Work instructions » Will you print the material below without altering a single character?

Raw data »
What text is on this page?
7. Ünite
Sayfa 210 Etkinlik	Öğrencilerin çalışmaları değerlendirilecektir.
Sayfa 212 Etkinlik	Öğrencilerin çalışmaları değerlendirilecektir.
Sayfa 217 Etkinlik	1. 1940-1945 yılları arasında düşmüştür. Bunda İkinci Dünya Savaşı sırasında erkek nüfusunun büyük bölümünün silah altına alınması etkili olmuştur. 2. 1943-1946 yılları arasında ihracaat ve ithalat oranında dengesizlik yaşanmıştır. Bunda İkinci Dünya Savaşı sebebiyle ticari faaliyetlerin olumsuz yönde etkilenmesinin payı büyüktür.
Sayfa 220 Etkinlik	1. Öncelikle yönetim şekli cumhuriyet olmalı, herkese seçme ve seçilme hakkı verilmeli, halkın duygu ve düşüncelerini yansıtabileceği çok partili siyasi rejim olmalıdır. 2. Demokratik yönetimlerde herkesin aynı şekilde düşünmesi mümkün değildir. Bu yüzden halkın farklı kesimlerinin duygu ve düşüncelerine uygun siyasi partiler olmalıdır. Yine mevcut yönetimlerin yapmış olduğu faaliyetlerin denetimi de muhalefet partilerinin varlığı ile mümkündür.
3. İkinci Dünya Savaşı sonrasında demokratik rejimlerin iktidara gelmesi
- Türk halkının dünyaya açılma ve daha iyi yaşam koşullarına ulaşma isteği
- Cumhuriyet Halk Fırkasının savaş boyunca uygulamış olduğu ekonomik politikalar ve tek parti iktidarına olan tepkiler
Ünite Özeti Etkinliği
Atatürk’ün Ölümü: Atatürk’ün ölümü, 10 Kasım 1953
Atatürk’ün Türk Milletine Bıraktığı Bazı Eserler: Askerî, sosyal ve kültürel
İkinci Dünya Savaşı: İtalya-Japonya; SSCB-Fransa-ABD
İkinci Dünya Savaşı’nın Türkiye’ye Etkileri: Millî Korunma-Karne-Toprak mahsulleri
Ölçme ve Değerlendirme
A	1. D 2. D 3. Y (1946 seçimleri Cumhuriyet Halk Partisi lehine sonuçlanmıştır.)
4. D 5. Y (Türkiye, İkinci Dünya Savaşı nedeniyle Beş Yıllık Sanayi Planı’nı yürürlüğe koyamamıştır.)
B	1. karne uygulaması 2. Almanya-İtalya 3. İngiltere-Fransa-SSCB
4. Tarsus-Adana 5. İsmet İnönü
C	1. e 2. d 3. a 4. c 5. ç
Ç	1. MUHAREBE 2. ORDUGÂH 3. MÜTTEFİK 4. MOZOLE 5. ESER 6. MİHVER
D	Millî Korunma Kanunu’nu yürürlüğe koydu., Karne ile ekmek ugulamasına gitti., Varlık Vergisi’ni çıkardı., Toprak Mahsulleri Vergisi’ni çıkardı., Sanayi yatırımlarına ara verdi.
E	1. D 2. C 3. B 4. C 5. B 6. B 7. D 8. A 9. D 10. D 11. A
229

Answer for the task »
What text is on this page?
7. Ünite
Sayfa 210 Etkinlik	Öğrencilerin çalışmaları değerlendirilecektir.
Sayfa 212 Etkinlik	Öğrencilerin çalışmaları değerlendirilecektir.
Sayfa 217 Etkinlik	1. 1940-1945 yılları arasında düşmüştür. Bunda İkinci Dünya Savaşı sırasında erkek nüfusunun büyük bölümünün silah altına alınması etkili olmuştur. 2. 1943-1946 yılları arasında ihracaat ve ithalat oranında dengesizlik yaşanmıştır. Bunda İkinci Dünya Savaşı sebebiyle ticari faaliyetlerin olumsuz yönde etkilenmesinin payı büyüktür.
Sayfa 220 Etkinlik	1. Öncelikle yönetim şekli cumhuriyet olmalı, herkese seçme ve seçilme hakkı verilmeli, halkın duygu ve düşüncelerini yansıtabileceği çok partili siyasi rejim olmalıdır. 2. Demokratik yönetimlerde herkesin aynı şekilde düşünmesi mümkün değildir. Bu yüzden halkın farklı kesimlerinin duygu ve düşüncelerine uygun siyasi partiler olmalıdır. Yine mevcut yönetimlerin yapmış olduğu faaliyetlerin denetimi de muhalefet partilerinin varlığı ile mümkündür.
3. İkinci Dünya Savaşı sonrasında demokratik rejimlerin iktidara gelmesi
- Türk halkının dünyaya açılma ve daha iyi yaşam koşullarına ulaşma isteği
- Cumhuriyet Halk Fırkasının savaş boyunca uygulamış olduğu ekonomik politikalar ve tek parti iktidarına olan tepkiler
Ünite Özeti Etkinliği
Atatürk’ün Ölümü: Atatürk’ün ölümü, 10 Kasım 1953
Atatürk’ün Türk Milletine Bıraktığı Bazı Eserler: Askerî, sosyal ve kültürel
İkinci Dünya Savaşı: İtalya-Japonya; SSCB-Fransa-ABD
İkinci Dünya Savaşı’nın Türkiye’ye Etkileri: Millî Korunma-Karne-Toprak mahsulleri
Ölçme ve Değerlendirme
A	1. D 2. D 3. Y (1946 seçimleri Cumhuriyet Halk Partisi lehine sonuçlanmıştır.)
4. D 5. Y (Türkiye, İkinci Dünya Savaşı nedeniyle Beş Yıllık Sanayi Planı’nı yürürlüğe koyamamıştır.)
B	1. karne uygulaması 2. Almanya-İtalya 3. İngiltere-Fransa-SSCB
4. Tarsus-Adana 5. İsmet İnönü
C	1. e 2. d 3. a 4. c 5. ç
Ç	1. MUHAREBE 2. ORDUGÂH 3. MÜTTEFİK 4. MOZOLE 5. ESER 6. MİHVER
D	Millî Korunma Kanunu’nu yürürlüğe koydu., Karne ile ekmek ugulamasına gitti., Varlık Vergisi’ni çıkardı., Toprak Mahsulleri Vergisi’ni çıkardı., Sanayi yatırımlarına ara verdi.
E	1. D 2. C 3. B 4. C 5. B 6. B 7. D 8. A 9. D 10. D 11. A
229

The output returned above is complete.